#### [Problem requirements]
Comb the records below for the string "Insert" and copy each line where it turns up.

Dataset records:
- - - - - - -

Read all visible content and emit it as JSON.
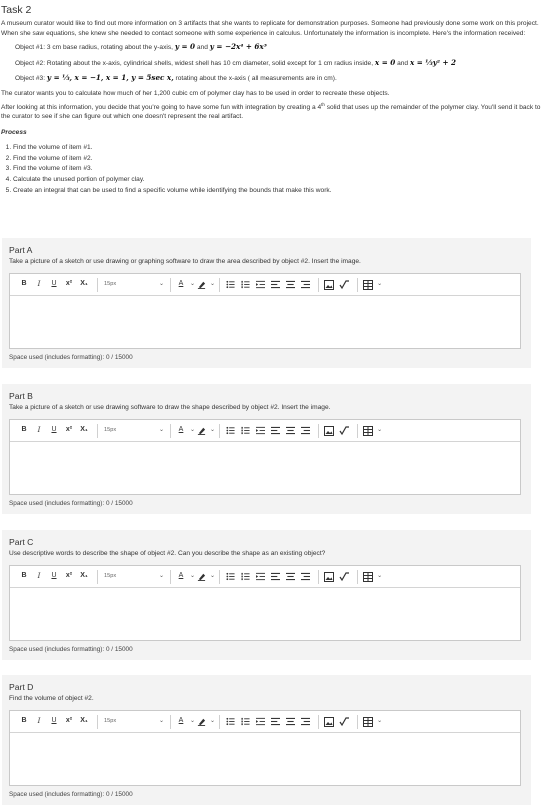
{
  "task": {
    "title": "Task 2",
    "intro": "A museum curator would like to find out more information on 3 artifacts that she wants to replicate for demonstration purposes. Someone had previously done some work on this project. When she saw equations, she knew she needed to contact someone with some experience in calculus. Unfortunately the information is incomplete. Here's the information received:",
    "objects": [
      {
        "text": "Object #1: 3 cm base radius, rotating about the y-axis,",
        "math": "y = 0",
        "mid": "and",
        "math2": "y = −2x⁴ + 6x³"
      },
      {
        "text": "Object #2: Rotating about the x-axis, cylindrical shells, widest shell has 10 cm diameter, solid except for 1 cm radius inside,",
        "math": "x = 0",
        "mid": "and",
        "math2": "x = ⅓y² + 2"
      },
      {
        "text": "Object #3:",
        "math": "y = ⅓, x = −1, x = 1, y = 5sec x,",
        "mid": "rotating about the x-axis ( all measurements are in cm).",
        "math2": ""
      }
    ],
    "clay": "The curator wants you to calculate how much of her 1,200 cubic cm of polymer clay has to be used in order to recreate these objects.",
    "challenge_pre": "After looking at this information, you decide that you're going to have some fun with integration by creating a 4",
    "challenge_sup": "th",
    "challenge_post": " solid that uses up the remainder of the polymer clay. You'll send it back to the curator to see if she can figure out which one doesn't represent the real artifact.",
    "process_label": "Process",
    "steps": [
      "Find the volume of item #1.",
      "Find the volume of item #2.",
      "Find the volume of item #3.",
      "Calculate the unused portion of polymer clay.",
      "Create an integral that can be used to find a specific volume while identifying the bounds that make this work."
    ]
  },
  "toolbar": {
    "bold": "B",
    "italic": "I",
    "underline": "U",
    "superscript": "x²",
    "subscript": "X₁",
    "font_size": "15px",
    "font_color": "A"
  },
  "parts": [
    {
      "title": "Part A",
      "prompt": "Take a picture of a sketch or use drawing or graphing software to draw the area described by object #2. Insert the image.",
      "usage": "Space used (includes formatting): 0 / 15000"
    },
    {
      "title": "Part B",
      "prompt": "Take a picture of a sketch or use drawing software to draw the shape described by object #2. Insert the image.",
      "usage": "Space used (includes formatting): 0 / 15000"
    },
    {
      "title": "Part C",
      "prompt": "Use descriptive words to describe the shape of object #2. Can you describe the shape as an existing object?",
      "usage": "Space used (includes formatting): 0 / 15000"
    },
    {
      "title": "Part D",
      "prompt": "Find the volume of object #2.",
      "usage": "Space used (includes formatting): 0 / 15000"
    }
  ]
}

- - - - - - -

#### [Solution to the problem]
      "prompt": "Take a picture of a sketch or use drawing or graphing software to draw the area described by object #2. Insert the image.",
      "prompt": "Take a picture of a sketch or use drawing software to draw the shape described by object #2. Insert the image.",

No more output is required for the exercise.